EXTRACT:
== == ==

# Tape emulation fx plugin?



## Niah2 (Nov 3, 2016)

Hello everyone,

What is your favourite tape emulation fx plugin?

Would like to hear your opinions


----------



## synthpunk (Nov 3, 2016)

UAD Ampex 102 & Studer 800

Soundtoys Decapitator 

Fab Filter Saturn

on the cheap, Toneboosters Reelbus (20eur)

free, Klanghelm IVGI


----------



## givemenoughrope (Nov 3, 2016)

Just getting into Nebula 3rd party libraries.


----------



## ceemusic (Nov 3, 2016)

A few I use, there isn't a one size fits all:

Slate VTM , Nebula-CDSM RTR / Tape Booster+ , Satin, Reelbus


----------



## muk (Nov 4, 2016)

CDSoundMaster's R2R for Nebula. If you don't want to go the Nebula route they have a VST-version of it called Reel Too Real. I haven't tested any other tape emu plugins, but R2R never made me file like I had to.


----------



## bryla (Nov 4, 2016)

The 3 I use:
Soundtoys Decapitator
Fabfilter Saturn
Ozone 7 Vintage Tape

Ozone Vintage Tape is permanently the first plug-in on my master bus in the completely neutral mode. It does this really well.


----------



## Baron Greuner (Nov 4, 2016)

I use the UAD Oxide. There are probably better and more expensive UAD ones, but I find that with tape saturation, a little goes a long way.

== == ==

(Data records)
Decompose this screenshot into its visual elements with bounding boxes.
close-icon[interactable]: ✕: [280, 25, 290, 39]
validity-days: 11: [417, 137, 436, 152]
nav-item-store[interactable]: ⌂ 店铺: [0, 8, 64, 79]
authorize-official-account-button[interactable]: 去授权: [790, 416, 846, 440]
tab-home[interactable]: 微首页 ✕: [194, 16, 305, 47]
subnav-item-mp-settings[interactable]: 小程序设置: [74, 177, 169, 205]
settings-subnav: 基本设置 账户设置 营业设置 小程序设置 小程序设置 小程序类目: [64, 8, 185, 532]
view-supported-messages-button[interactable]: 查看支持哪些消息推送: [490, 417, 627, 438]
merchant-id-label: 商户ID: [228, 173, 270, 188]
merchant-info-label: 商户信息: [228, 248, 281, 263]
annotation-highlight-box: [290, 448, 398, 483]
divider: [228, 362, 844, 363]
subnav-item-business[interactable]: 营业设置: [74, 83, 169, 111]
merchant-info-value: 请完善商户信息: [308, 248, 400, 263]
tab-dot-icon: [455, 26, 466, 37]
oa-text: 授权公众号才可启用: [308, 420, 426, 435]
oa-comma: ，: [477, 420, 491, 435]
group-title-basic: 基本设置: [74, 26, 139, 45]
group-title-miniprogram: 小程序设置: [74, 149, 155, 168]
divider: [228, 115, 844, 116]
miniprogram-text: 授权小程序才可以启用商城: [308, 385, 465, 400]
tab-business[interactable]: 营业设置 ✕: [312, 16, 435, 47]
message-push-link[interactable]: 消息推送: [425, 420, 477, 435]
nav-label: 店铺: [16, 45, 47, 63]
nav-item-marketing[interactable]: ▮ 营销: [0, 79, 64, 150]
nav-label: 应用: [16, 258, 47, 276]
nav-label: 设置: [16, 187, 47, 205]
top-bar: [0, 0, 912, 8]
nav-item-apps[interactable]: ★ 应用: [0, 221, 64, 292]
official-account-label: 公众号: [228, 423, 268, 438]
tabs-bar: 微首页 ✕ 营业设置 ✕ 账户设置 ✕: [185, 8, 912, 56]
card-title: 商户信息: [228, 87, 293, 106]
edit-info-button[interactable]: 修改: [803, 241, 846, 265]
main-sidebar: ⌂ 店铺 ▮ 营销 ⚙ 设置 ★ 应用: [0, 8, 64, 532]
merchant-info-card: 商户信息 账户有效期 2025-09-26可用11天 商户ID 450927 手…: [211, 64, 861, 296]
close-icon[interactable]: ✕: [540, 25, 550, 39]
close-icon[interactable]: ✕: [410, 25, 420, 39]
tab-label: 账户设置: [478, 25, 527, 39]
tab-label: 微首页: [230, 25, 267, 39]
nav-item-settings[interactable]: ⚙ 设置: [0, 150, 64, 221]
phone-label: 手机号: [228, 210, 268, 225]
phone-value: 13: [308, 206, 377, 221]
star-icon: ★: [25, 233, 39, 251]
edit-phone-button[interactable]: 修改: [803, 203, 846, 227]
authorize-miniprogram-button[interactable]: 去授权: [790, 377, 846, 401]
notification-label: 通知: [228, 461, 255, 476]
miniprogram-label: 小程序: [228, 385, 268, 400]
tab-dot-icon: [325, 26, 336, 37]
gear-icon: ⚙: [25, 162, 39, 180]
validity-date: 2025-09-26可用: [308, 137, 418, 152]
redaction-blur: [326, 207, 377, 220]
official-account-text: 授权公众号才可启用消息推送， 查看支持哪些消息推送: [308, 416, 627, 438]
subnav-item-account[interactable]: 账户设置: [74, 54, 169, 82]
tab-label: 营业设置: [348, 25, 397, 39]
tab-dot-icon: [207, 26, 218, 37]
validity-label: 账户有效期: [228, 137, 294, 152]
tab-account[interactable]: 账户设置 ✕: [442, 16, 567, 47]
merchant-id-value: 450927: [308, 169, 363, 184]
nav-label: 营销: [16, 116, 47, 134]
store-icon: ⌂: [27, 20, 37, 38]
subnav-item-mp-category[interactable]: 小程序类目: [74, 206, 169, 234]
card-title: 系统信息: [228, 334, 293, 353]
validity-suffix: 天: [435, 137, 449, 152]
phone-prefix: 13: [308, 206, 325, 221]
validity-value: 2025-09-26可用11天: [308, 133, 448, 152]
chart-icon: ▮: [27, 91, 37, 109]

== == ==

THE TASKS:
1. Copy the passage of the tape emulation thread word for word, starting at "## ceemusic (Nov" and ending at "muk (Nov 4, 2016)".
2. Carry on the forum thread about tape emulation plugins, picking up right after its final post.

RESULTS OF THE TASKS:
1.
## ceemusic (Nov 3, 2016)

A few I use, there isn't a one size fits all:

Slate VTM , Nebula-CDSM RTR / Tape Booster+ , Satin, Reelbus


----------



## muk (Nov 4, 2016)

2.
If you don't have access to UAD plugs, then the Fabfilter Saturn is very comprehensive.


----------



## Tysmall (Nov 4, 2016)

synthpunk said:


> UAD Ampex 102 & Studer 800
> 
> on the cheap, Toneboosters Reelbus (20eur)
> 
> free, Klanghelm IVGI



add Klanghelm's sdrr to this, and toneboosters ferox. Saturation knob by softtube (free)
any waveshaper plugin when in parallel can have a tape / tube effect if you take the time to learn it and it's free with your daw
don't overlook the less commercialized stuff.


----------



## synthpunk (Nov 4, 2016)

U-he Satin is another many like.


----------



## wst3 (Nov 4, 2016)

Since you asked<G>... UAD Studer on individual tracks is closest to what I remember, and it is very subtle on each individual track, but builds up a bit - in a good way, or in a way that seems authentic to me - as you start to mix. For a long time that was all I owned. I finally picked up the UA Ampex plugin this year, and I like it, but find that if I use it on the mix where I've already used the Studer it is too much like tape, if that makes sense. So for now I use one or the other, Studer while tracking or Ampex while mixing (and sometimes Studer while mixing.)

I've tried several others, and for the most part, to my ears, they seem to exaggerate the various characteristics of tape. Which might be exactly what I need (and can't seem to get with the UA plugins), but most of the time I just want that "glue" effect.


----------



## lpuser (Nov 4, 2016)

Waves J-37 and Waves Kramer Tape. But to be honest, I will look into Waves Abbey Road Vinyl, because I am a bit tired of tape emulation plugins and Vinyl look very exciting.


----------



## Gerhard Westphalen (Nov 4, 2016)

I use the Slate VTM which I found to be a lot better than the one in Cubase but I haven't tried many others.


----------



## Niah2 (Nov 4, 2016)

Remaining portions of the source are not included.